EXERCISE REQUIREMENTS –
Return only the number of lines in the entries below that hold the word "passes".

EXTRACTED INFORMATION –
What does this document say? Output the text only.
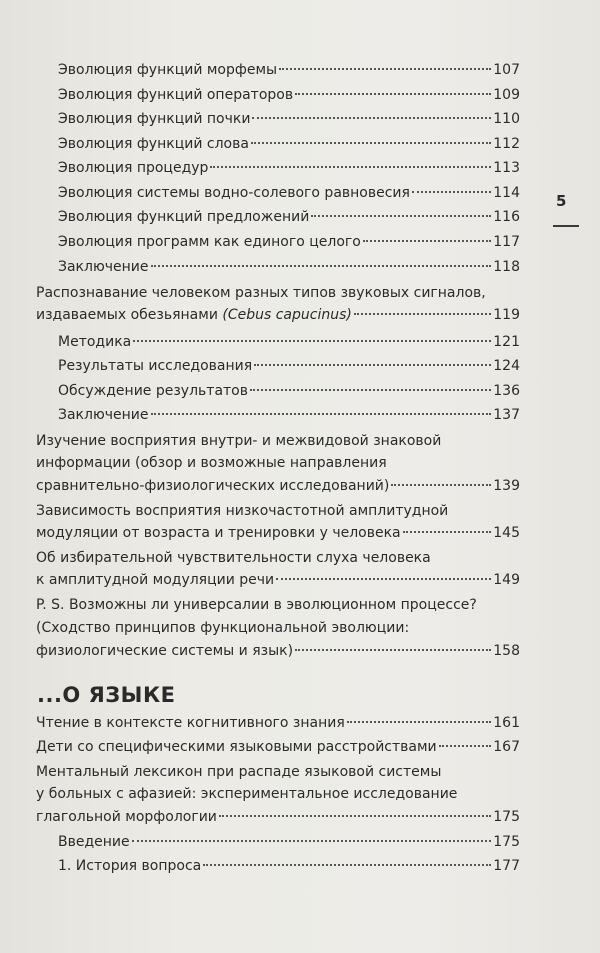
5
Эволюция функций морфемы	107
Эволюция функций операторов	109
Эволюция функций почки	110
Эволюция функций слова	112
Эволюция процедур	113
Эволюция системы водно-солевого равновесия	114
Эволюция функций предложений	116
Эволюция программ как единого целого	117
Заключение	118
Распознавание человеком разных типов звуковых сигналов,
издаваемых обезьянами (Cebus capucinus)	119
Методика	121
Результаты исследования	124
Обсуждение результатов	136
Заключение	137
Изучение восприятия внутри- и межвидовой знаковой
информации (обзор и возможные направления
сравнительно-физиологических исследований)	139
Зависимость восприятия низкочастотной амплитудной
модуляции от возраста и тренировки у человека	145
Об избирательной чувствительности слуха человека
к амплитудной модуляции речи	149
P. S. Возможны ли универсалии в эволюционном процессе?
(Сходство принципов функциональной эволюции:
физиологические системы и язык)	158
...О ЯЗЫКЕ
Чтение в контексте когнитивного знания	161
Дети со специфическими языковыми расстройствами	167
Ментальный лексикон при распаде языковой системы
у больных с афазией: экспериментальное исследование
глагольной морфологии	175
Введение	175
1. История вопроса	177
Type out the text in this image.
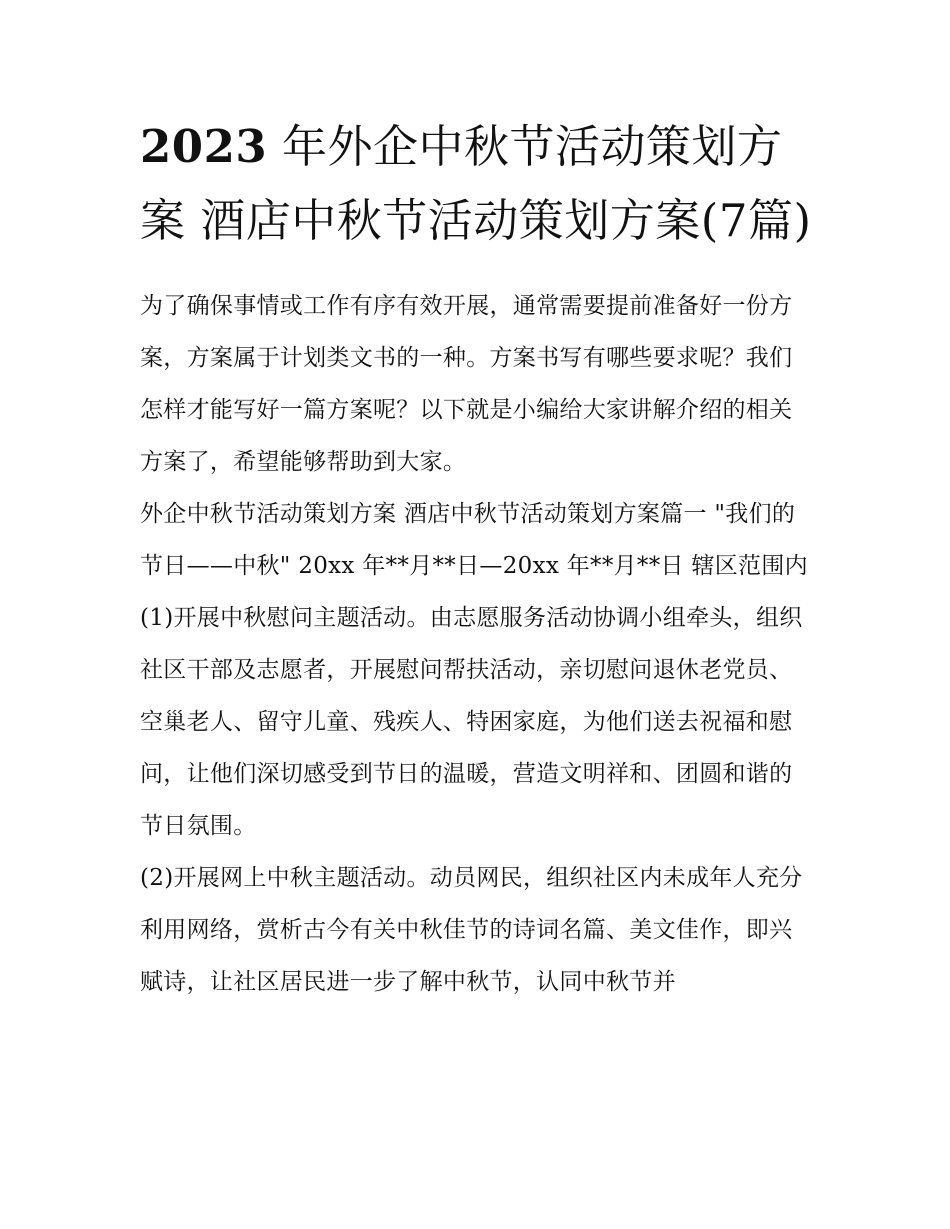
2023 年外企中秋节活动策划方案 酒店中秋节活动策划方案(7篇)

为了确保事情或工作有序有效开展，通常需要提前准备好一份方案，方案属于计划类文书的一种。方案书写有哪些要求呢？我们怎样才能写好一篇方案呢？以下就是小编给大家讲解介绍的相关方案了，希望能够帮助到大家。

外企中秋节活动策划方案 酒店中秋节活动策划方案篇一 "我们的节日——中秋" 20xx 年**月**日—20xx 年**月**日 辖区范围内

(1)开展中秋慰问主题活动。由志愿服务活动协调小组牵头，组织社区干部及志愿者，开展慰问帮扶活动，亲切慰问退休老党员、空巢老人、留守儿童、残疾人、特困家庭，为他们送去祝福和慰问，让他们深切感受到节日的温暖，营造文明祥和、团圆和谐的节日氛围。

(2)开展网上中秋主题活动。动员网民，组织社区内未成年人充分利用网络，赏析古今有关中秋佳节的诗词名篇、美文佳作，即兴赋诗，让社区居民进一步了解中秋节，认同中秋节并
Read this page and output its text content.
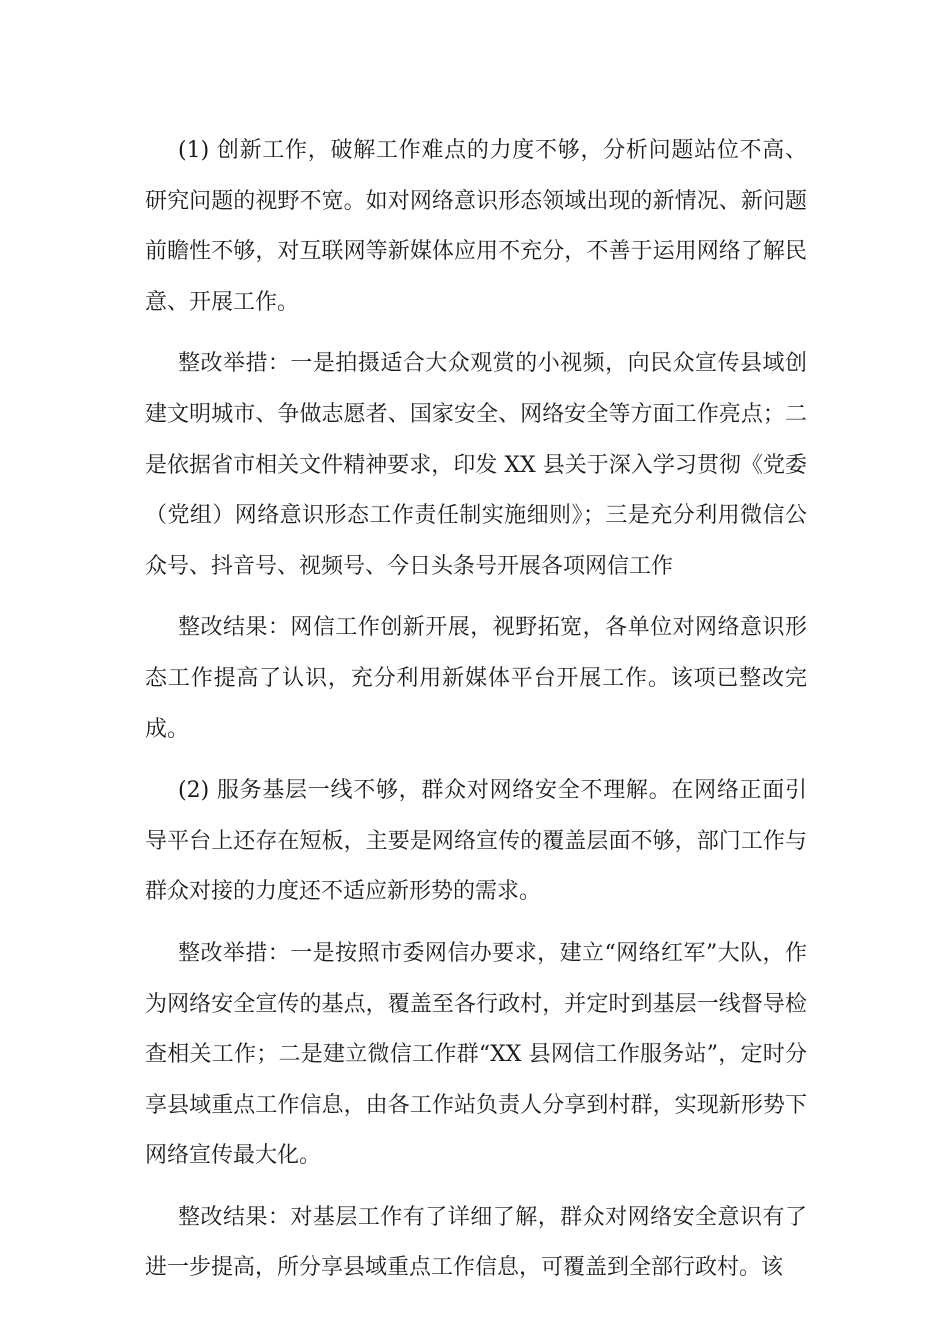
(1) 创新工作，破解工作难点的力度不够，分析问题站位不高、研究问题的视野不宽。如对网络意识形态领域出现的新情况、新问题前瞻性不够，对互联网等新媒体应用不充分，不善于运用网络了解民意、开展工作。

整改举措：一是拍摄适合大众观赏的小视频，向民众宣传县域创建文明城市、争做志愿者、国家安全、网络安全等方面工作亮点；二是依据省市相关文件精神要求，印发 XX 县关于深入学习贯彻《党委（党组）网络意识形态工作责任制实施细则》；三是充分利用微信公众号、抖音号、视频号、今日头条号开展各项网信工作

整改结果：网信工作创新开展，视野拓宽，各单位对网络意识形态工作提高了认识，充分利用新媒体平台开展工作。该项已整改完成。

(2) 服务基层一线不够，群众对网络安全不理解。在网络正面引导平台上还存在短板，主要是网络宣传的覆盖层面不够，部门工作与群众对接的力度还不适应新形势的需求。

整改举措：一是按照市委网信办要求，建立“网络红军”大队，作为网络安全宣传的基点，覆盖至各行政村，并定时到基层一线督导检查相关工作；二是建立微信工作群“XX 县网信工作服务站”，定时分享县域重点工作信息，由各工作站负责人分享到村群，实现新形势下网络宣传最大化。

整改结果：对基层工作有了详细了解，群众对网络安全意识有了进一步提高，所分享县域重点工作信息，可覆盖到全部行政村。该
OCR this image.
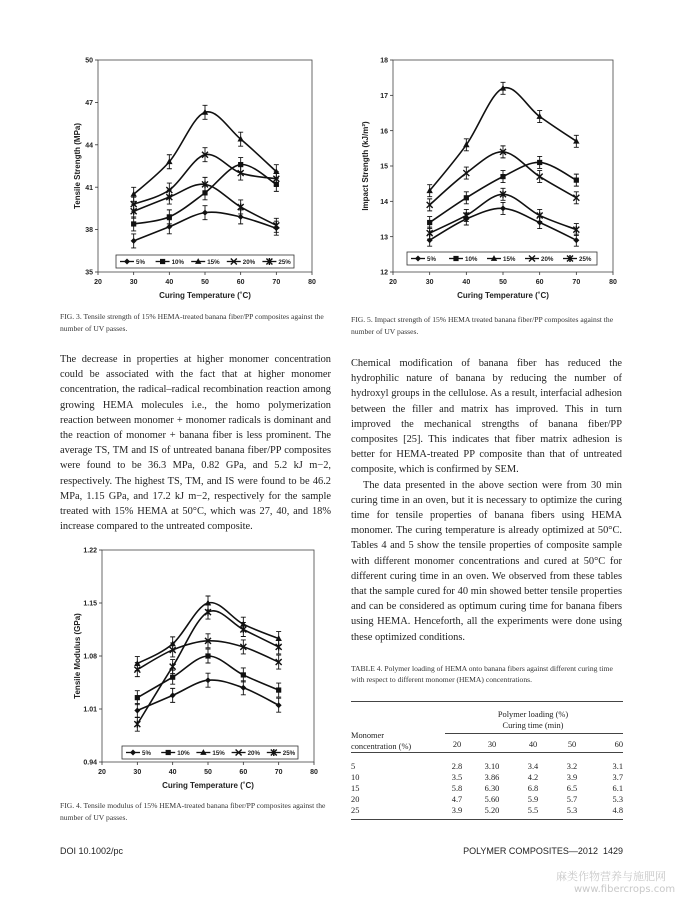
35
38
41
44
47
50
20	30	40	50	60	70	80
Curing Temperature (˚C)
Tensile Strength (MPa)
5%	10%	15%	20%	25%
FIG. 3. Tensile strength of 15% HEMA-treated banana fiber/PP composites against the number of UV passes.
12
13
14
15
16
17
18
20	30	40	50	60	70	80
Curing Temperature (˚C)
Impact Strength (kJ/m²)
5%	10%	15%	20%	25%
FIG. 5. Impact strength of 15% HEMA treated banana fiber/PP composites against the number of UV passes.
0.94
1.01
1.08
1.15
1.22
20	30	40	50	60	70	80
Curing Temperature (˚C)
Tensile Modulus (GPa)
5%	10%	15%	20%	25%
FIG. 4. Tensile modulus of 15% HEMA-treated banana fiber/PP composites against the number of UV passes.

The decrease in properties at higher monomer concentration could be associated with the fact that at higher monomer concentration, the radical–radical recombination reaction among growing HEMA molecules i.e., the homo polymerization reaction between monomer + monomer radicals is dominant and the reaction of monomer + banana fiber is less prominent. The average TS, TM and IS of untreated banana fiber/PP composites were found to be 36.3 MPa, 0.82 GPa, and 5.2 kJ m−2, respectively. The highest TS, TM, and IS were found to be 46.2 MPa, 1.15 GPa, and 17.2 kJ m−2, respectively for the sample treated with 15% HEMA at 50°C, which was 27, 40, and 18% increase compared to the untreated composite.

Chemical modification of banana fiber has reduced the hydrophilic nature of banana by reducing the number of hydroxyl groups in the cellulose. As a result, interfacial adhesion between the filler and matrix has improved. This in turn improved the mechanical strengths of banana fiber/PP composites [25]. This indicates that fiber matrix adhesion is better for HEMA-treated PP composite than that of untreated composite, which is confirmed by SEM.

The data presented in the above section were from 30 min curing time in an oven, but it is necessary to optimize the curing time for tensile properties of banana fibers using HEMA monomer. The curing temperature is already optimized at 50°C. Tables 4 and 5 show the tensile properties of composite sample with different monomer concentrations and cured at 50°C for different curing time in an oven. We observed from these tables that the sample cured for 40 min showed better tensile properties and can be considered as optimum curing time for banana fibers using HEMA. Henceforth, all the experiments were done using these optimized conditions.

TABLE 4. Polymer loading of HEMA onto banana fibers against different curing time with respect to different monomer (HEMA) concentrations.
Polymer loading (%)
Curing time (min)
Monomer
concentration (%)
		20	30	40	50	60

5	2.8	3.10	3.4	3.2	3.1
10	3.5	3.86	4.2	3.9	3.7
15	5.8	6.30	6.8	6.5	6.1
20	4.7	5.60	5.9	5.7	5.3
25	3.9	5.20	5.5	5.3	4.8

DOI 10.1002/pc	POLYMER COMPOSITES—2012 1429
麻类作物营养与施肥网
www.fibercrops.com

RESULT OF THIS TASK –
3